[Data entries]
★ ★ ★ ★ ★

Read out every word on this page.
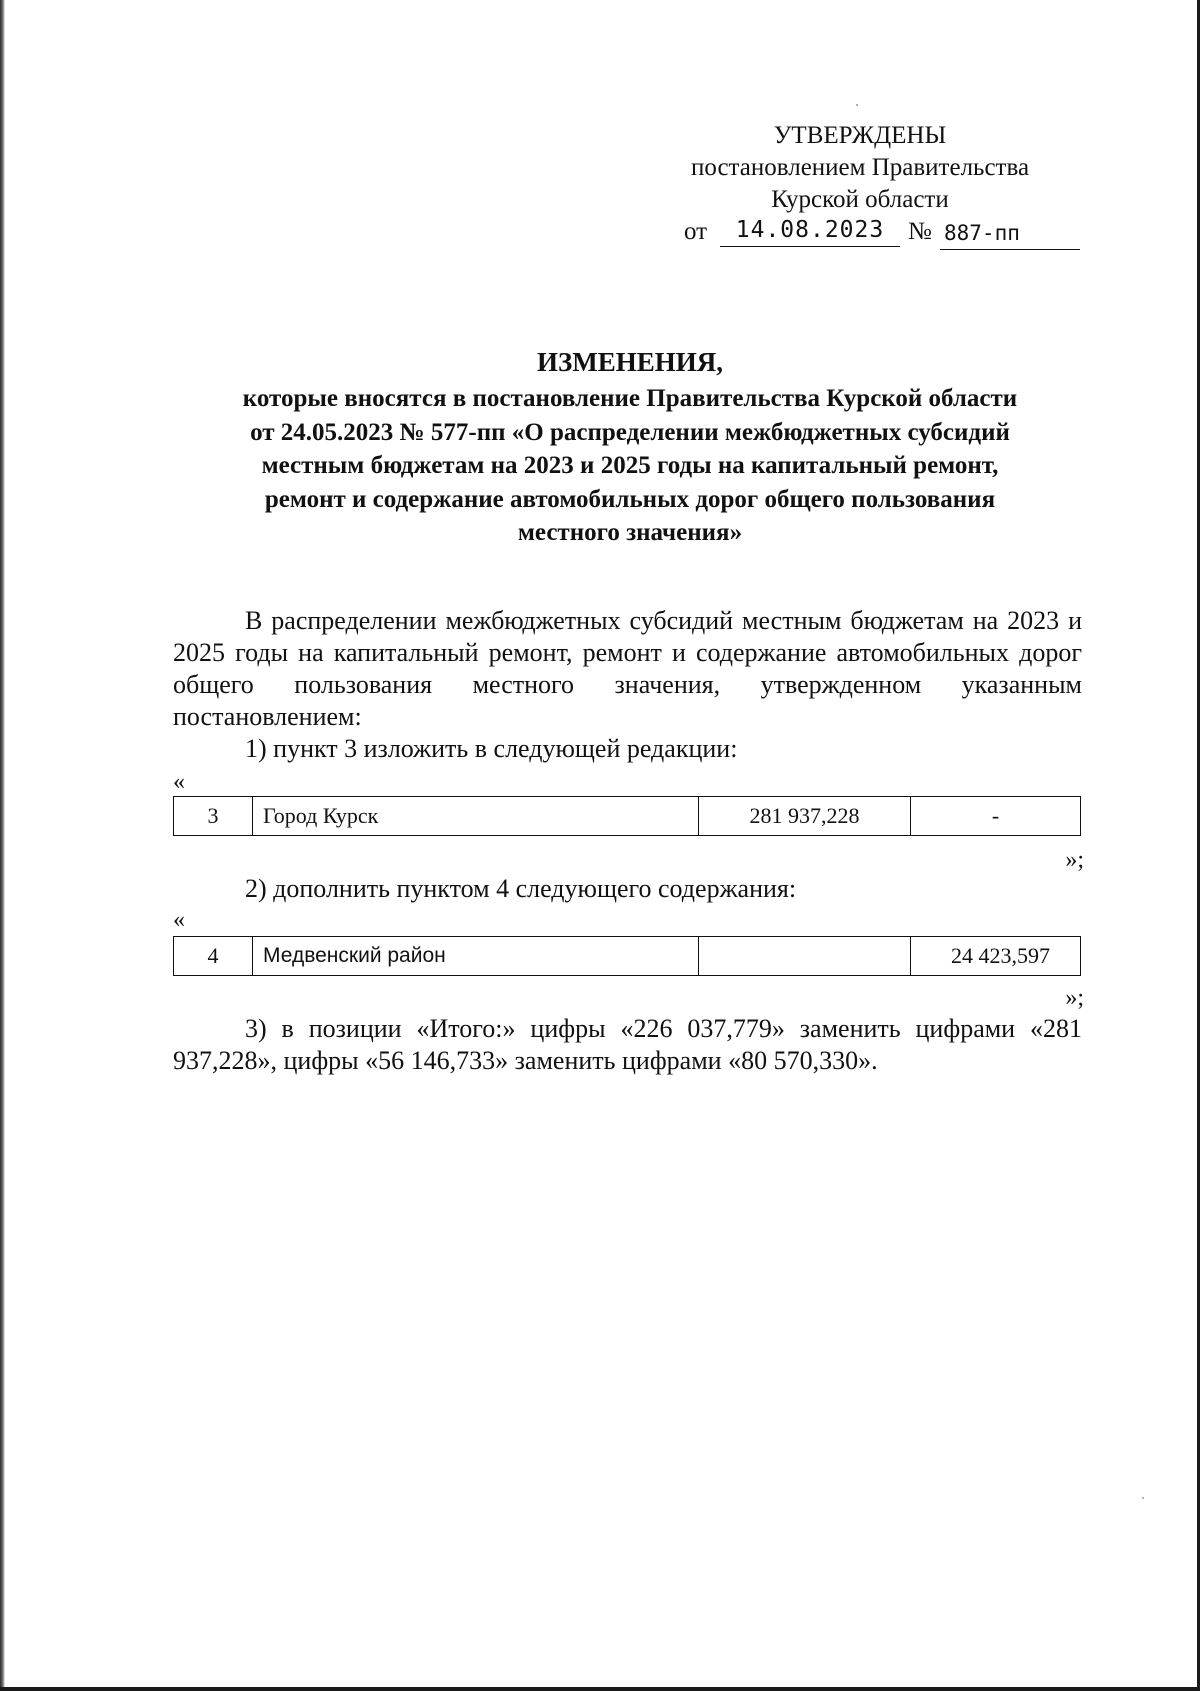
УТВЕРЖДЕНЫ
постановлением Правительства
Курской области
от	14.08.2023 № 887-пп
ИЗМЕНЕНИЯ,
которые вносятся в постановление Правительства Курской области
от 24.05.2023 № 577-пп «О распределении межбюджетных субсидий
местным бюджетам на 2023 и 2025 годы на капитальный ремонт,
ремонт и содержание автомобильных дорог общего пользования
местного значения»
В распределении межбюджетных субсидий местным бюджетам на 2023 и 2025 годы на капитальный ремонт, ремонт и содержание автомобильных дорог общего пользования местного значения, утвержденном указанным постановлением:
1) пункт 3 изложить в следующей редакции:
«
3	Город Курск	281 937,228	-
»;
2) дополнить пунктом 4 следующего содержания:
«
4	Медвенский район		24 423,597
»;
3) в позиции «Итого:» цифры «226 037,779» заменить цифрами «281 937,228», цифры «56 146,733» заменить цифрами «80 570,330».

★ ★ ★ ★ ★

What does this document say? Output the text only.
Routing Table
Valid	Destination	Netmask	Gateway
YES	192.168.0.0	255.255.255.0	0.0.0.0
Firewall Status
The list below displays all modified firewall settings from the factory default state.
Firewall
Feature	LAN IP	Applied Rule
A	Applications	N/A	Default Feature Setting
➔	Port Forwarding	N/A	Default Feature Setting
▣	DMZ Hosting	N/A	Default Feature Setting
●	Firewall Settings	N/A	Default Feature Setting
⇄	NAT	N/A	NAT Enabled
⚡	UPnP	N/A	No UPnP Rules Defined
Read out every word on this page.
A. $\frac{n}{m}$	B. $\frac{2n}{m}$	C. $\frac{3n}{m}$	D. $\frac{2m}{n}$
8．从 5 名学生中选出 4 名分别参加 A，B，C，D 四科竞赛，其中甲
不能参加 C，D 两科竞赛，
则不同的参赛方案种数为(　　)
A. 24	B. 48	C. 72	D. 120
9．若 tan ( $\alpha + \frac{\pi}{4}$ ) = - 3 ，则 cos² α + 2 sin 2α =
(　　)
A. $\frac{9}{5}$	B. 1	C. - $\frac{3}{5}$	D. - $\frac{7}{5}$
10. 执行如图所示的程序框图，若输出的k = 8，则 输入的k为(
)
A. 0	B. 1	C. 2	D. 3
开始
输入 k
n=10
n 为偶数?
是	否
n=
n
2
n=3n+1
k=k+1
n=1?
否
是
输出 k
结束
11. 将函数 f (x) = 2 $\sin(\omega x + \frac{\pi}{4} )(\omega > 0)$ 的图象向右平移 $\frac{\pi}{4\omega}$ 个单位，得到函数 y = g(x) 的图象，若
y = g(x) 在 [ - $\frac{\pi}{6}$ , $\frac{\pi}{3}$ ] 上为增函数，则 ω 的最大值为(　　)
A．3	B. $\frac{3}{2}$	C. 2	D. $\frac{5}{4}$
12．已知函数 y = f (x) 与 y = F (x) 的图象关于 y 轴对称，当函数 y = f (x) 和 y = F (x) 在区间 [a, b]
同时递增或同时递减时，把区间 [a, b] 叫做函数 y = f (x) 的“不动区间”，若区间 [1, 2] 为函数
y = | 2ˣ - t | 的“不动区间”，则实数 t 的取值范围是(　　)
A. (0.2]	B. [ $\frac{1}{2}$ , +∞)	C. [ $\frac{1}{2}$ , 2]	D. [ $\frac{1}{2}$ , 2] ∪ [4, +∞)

★ ★ ★ ★ ★

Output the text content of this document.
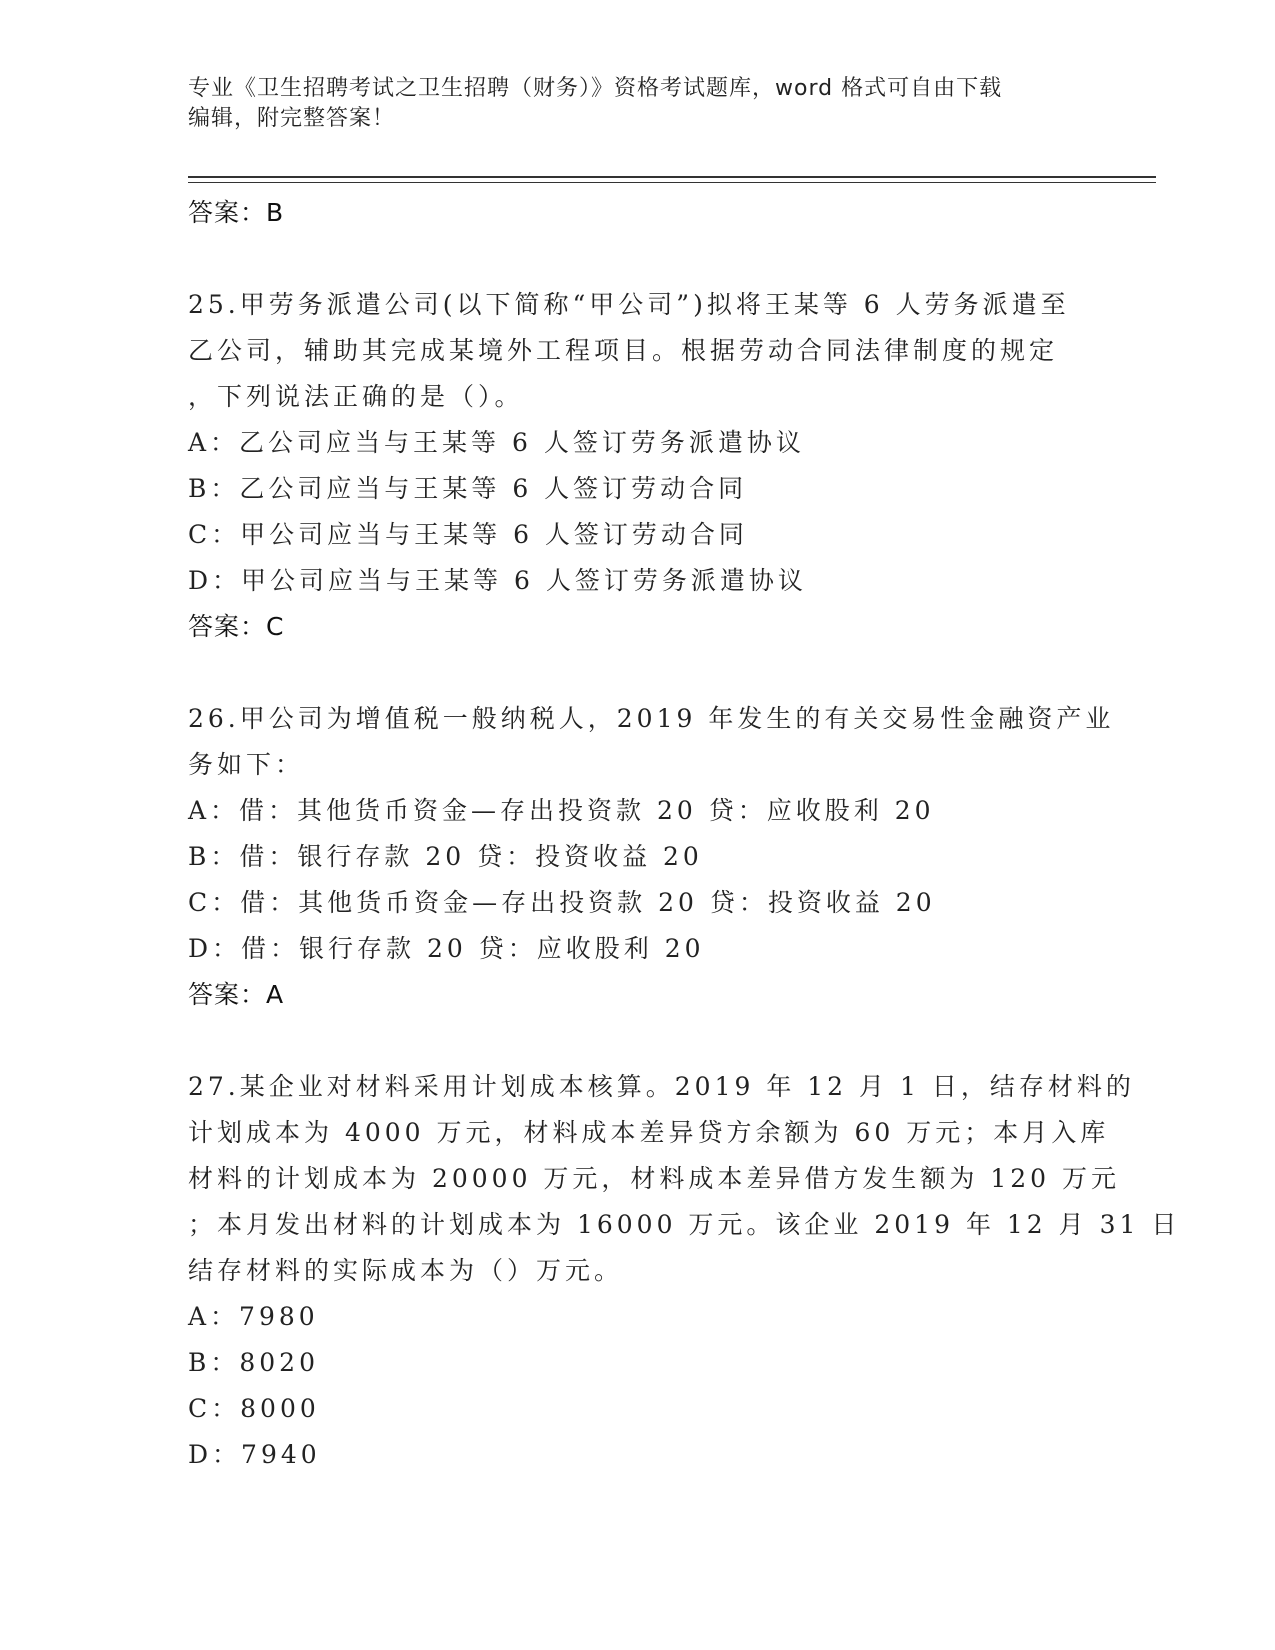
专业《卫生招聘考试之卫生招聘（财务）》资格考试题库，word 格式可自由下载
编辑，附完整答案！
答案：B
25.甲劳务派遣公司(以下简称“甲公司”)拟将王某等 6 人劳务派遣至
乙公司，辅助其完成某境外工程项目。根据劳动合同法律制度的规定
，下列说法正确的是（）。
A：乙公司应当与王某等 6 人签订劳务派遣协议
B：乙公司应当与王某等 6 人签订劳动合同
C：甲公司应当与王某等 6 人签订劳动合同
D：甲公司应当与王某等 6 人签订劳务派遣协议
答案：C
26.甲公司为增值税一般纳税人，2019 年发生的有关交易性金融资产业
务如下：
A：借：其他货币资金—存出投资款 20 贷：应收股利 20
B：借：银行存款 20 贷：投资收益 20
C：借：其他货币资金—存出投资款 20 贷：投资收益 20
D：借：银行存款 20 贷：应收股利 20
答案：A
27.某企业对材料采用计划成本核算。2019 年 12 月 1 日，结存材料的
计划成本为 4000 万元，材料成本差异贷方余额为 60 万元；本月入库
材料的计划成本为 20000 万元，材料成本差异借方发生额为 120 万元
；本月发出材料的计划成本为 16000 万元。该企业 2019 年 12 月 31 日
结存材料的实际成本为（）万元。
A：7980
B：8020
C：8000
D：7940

★ ★ ★ ★ ★

Your instructions — Go through the material above and count the lines that include "不动区间". Give the number alone.

Response to the exercise — 2